Exercise data>

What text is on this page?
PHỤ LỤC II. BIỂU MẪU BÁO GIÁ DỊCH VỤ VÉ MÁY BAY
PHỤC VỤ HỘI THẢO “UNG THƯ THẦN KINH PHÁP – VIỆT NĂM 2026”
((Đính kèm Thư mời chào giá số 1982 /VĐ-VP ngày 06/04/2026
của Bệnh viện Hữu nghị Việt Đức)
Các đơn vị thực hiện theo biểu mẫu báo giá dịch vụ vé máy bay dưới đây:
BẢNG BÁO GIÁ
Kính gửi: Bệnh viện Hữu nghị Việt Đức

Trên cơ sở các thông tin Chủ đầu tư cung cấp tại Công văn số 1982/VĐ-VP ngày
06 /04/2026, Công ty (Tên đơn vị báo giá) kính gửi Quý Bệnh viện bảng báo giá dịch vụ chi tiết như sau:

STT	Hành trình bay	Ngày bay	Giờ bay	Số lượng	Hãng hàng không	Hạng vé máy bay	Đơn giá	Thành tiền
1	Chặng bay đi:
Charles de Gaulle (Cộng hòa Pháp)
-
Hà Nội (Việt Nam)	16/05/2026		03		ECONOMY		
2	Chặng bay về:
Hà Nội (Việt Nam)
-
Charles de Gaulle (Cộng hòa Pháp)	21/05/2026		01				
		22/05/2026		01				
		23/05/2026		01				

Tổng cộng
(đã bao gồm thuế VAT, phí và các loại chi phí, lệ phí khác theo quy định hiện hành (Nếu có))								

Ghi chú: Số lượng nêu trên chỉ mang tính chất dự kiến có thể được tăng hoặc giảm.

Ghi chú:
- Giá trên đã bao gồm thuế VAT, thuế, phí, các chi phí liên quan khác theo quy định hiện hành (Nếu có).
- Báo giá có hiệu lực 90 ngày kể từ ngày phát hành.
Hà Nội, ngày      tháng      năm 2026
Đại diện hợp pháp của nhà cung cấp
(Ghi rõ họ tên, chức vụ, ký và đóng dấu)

Aim of the task> Repeat the data precisely, reproducing every entry.

Result>
What text is on this page?
PHỤ LỤC II. BIỂU MẪU BÁO GIÁ DỊCH VỤ VÉ MÁY BAY
PHỤC VỤ HỘI THẢO “UNG THƯ THẦN KINH PHÁP – VIỆT NĂM 2026”
((Đính kèm Thư mời chào giá số 1982 /VĐ-VP ngày 06/04/2026
của Bệnh viện Hữu nghị Việt Đức)
Các đơn vị thực hiện theo biểu mẫu báo giá dịch vụ vé máy bay dưới đây:
BẢNG BÁO GIÁ
Kính gửi: Bệnh viện Hữu nghị Việt Đức

Trên cơ sở các thông tin Chủ đầu tư cung cấp tại Công văn số 1982/VĐ-VP ngày
06 /04/2026, Công ty (Tên đơn vị báo giá) kính gửi Quý Bệnh viện bảng báo giá dịch vụ chi tiết như sau:

STT	Hành trình bay	Ngày bay	Giờ bay	Số lượng	Hãng hàng không	Hạng vé máy bay	Đơn giá	Thành tiền
1	Chặng bay đi:
Charles de Gaulle (Cộng hòa Pháp)
-
Hà Nội (Việt Nam)	16/05/2026		03		ECONOMY		
2	Chặng bay về:
Hà Nội (Việt Nam)
-
Charles de Gaulle (Cộng hòa Pháp)	21/05/2026		01				
		22/05/2026		01				
		23/05/2026		01				

Tổng cộng
(đã bao gồm thuế VAT, phí và các loại chi phí, lệ phí khác theo quy định hiện hành (Nếu có))								

Ghi chú: Số lượng nêu trên chỉ mang tính chất dự kiến có thể được tăng hoặc giảm.

Ghi chú:
- Giá trên đã bao gồm thuế VAT, thuế, phí, các chi phí liên quan khác theo quy định hiện hành (Nếu có).
- Báo giá có hiệu lực 90 ngày kể từ ngày phát hành.
Hà Nội, ngày      tháng      năm 2026
Đại diện hợp pháp của nhà cung cấp
(Ghi rõ họ tên, chức vụ, ký và đóng dấu)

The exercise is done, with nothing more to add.